* Dataset extract
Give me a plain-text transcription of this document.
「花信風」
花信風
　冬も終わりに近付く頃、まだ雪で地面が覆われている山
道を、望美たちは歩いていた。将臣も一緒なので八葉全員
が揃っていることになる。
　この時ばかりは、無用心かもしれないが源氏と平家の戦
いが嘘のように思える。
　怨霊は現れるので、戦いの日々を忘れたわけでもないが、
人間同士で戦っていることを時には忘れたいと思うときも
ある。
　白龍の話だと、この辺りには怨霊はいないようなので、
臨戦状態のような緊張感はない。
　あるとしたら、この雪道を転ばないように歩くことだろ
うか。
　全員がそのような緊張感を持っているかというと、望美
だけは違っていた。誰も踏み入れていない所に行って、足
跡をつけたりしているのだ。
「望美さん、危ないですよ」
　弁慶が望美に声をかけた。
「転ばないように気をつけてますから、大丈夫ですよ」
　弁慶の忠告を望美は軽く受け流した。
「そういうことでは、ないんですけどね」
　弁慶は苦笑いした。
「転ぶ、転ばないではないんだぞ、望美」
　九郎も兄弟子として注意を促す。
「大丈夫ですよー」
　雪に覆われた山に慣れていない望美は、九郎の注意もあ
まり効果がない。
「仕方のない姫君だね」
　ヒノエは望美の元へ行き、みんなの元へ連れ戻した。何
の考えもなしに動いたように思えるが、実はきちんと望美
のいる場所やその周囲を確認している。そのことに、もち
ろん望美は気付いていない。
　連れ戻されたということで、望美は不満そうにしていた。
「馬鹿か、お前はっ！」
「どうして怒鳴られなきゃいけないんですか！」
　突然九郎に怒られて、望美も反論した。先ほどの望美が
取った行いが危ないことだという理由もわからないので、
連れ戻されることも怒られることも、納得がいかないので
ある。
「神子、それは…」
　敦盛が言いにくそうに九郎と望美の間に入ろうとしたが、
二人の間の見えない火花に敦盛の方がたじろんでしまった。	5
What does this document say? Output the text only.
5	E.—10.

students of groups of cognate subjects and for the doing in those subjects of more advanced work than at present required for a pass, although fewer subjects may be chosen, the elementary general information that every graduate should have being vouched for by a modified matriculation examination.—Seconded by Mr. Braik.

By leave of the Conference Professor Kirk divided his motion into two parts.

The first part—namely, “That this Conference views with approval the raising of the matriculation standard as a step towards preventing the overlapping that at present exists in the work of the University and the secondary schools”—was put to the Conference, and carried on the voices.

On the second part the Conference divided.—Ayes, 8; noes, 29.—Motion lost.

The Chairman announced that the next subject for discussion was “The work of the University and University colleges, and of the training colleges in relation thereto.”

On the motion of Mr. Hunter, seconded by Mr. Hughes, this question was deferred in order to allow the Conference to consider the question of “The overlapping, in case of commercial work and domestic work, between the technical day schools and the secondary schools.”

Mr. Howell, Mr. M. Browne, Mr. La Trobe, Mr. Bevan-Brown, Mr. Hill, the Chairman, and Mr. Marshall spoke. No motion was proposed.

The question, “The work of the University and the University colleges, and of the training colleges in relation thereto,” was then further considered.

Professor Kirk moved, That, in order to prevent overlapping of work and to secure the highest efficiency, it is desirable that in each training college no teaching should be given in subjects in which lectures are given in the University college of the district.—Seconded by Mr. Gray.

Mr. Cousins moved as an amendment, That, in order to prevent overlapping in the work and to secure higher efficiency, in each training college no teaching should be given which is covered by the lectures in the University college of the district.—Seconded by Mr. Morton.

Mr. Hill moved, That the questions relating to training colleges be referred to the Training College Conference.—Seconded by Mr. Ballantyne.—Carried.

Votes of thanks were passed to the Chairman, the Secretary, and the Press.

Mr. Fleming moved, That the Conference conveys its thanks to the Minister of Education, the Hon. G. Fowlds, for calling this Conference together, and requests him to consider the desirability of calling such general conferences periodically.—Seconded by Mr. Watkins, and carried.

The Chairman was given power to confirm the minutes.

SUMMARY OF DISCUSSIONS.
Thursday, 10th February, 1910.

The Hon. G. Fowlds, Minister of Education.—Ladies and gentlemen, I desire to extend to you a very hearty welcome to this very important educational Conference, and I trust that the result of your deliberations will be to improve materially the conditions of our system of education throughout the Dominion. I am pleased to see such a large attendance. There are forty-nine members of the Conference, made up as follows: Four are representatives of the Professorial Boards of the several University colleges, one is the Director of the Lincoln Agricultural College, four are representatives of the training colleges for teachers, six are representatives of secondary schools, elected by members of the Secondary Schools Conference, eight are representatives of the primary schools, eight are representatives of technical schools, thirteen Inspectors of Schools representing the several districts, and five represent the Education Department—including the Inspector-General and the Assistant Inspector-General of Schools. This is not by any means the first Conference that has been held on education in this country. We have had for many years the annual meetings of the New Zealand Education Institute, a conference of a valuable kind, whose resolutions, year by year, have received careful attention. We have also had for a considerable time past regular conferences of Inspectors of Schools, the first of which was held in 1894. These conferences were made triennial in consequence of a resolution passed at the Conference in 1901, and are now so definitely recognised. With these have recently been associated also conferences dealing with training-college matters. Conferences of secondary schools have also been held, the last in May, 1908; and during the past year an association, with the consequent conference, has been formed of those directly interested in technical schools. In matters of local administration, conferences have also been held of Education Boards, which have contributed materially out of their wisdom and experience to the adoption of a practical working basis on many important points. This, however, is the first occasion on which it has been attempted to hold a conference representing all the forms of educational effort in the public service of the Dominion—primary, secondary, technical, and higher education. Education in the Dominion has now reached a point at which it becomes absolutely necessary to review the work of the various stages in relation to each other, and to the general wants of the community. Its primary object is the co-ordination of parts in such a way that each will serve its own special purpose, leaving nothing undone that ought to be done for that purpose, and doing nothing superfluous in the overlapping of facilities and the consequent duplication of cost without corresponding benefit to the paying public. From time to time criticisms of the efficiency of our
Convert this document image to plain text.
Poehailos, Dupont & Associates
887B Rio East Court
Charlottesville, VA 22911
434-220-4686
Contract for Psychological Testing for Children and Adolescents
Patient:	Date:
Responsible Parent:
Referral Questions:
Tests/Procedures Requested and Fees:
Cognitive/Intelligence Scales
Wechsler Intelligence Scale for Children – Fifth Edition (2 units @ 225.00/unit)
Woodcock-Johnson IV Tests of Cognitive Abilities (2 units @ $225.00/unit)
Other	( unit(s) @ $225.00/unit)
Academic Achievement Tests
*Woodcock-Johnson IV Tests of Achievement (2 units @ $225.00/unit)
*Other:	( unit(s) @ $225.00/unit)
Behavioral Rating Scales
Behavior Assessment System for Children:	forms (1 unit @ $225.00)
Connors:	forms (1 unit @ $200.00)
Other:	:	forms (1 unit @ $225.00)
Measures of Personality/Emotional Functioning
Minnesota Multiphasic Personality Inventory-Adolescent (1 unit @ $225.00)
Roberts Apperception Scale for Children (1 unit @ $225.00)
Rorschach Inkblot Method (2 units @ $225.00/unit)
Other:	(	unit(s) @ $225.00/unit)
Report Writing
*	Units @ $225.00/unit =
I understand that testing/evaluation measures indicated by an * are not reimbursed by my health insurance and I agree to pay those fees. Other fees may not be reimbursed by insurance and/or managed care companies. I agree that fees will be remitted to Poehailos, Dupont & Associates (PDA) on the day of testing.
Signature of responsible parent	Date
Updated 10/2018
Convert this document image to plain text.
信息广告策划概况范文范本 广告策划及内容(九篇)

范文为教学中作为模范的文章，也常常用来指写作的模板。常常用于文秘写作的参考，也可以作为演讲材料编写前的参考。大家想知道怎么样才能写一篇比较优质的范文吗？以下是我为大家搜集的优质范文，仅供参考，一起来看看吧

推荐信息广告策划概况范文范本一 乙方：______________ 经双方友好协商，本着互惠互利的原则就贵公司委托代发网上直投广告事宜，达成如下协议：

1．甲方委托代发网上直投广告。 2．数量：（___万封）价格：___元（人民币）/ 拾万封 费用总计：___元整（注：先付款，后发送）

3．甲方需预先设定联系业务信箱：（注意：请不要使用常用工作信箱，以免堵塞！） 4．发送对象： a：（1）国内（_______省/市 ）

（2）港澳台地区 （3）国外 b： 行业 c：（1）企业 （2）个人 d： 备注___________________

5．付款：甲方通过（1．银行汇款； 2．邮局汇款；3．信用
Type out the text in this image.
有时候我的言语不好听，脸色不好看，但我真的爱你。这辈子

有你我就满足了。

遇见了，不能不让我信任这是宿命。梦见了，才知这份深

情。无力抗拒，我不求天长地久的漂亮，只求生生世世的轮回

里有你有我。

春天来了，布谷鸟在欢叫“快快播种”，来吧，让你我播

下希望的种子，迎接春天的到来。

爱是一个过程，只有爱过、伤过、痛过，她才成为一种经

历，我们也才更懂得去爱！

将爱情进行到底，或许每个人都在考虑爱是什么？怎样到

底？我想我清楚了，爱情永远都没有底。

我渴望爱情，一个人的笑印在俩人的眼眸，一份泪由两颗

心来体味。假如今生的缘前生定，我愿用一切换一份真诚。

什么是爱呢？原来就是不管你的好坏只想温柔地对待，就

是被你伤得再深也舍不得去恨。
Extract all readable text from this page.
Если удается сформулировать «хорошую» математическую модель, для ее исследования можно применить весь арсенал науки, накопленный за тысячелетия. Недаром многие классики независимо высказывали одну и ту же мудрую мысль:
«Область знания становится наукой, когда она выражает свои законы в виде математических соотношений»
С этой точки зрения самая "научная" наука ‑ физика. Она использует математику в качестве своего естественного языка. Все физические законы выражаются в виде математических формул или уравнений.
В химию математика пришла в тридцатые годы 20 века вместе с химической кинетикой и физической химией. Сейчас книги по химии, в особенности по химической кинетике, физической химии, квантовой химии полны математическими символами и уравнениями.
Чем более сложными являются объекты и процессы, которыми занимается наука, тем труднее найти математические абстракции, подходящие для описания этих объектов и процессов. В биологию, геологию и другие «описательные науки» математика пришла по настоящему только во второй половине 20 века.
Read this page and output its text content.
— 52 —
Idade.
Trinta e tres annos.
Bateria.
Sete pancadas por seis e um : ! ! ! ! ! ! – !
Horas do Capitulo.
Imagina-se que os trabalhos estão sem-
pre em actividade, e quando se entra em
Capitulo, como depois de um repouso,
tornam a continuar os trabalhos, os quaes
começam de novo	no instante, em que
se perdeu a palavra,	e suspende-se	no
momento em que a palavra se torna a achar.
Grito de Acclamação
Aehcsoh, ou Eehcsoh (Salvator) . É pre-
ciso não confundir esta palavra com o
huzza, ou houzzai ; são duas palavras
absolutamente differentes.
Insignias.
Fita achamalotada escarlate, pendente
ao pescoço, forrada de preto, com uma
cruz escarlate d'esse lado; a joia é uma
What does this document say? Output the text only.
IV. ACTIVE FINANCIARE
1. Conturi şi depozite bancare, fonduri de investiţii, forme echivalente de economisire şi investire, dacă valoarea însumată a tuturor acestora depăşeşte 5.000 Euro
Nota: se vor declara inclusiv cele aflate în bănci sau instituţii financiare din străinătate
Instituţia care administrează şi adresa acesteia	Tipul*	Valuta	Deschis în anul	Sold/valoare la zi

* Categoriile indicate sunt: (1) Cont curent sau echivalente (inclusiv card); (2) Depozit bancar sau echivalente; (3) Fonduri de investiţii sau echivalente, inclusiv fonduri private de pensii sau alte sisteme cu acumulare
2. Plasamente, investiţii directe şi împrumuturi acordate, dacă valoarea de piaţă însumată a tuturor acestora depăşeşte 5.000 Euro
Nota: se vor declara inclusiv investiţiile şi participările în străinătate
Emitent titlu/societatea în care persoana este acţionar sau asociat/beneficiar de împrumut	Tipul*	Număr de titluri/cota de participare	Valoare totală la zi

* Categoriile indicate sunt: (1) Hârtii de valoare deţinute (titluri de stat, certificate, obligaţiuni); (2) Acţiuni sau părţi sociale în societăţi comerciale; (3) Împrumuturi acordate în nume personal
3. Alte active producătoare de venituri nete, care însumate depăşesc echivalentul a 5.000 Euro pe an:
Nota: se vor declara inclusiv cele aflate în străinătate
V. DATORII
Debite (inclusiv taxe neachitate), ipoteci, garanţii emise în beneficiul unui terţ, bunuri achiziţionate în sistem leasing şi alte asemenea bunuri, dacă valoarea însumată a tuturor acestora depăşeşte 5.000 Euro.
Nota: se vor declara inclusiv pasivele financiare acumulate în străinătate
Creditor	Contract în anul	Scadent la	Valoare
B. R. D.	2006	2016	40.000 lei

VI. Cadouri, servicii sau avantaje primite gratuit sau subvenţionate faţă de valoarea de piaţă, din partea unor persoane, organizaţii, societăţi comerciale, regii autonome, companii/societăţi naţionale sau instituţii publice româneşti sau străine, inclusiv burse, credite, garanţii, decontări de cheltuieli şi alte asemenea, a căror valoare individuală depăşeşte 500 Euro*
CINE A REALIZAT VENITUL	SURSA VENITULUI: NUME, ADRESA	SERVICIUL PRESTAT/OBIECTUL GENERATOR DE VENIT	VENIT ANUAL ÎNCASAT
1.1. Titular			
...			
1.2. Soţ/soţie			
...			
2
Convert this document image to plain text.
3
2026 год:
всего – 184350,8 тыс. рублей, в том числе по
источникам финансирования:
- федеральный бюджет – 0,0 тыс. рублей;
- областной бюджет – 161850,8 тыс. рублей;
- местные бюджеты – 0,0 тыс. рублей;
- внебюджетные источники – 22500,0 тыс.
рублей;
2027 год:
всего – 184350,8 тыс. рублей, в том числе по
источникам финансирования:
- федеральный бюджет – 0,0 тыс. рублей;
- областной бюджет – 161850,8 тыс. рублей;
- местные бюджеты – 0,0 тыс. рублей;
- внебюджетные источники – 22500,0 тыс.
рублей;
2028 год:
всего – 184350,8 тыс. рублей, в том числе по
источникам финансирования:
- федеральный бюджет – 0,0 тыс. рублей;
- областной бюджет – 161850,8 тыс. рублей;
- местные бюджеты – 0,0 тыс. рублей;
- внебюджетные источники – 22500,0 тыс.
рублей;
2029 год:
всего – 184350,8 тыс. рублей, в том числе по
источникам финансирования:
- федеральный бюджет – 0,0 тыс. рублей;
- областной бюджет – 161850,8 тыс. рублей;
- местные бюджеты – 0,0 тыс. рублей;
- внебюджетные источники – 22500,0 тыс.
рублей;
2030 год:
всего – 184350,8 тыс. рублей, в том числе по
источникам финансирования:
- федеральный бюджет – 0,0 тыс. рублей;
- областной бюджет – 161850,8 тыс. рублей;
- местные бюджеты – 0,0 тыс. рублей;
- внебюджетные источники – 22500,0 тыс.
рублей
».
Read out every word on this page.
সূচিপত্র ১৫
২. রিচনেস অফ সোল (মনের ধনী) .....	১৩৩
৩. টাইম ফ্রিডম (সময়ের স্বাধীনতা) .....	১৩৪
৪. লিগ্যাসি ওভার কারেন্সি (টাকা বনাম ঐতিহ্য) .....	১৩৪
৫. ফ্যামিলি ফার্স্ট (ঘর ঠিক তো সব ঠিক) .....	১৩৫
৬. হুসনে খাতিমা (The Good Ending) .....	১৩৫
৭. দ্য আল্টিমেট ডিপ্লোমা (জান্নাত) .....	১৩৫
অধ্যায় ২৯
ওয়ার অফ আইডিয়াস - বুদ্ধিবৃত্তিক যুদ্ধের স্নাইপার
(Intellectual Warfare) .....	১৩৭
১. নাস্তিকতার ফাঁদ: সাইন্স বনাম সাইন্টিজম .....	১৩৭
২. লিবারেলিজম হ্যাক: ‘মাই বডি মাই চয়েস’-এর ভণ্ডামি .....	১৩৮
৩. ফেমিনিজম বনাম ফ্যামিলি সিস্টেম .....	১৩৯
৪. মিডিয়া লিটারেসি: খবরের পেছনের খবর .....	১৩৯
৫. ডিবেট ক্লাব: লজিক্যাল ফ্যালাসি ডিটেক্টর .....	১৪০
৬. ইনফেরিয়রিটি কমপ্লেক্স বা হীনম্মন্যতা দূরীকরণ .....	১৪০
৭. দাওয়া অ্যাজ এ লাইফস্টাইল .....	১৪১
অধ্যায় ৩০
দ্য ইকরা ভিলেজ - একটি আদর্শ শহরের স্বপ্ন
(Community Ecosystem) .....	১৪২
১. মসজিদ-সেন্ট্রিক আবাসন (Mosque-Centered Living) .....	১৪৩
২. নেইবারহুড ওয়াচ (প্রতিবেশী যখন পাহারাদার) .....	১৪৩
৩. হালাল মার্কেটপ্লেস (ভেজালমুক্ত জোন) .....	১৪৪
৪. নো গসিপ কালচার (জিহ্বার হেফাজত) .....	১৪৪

* Problem requirements
Scan the records for the string "Dupont". Copy each line in which it appears.

* Solution
Poehailos, Dupont & Associates
I understand that testing/evaluation measures indicated by an * are not reimbursed by my health insurance and I agree to pay those fees. Other fees may not be reimbursed by insurance and/or managed care companies. I agree that fees will be remitted to Poehailos, Dupont & Associates (PDA) on the day of testing.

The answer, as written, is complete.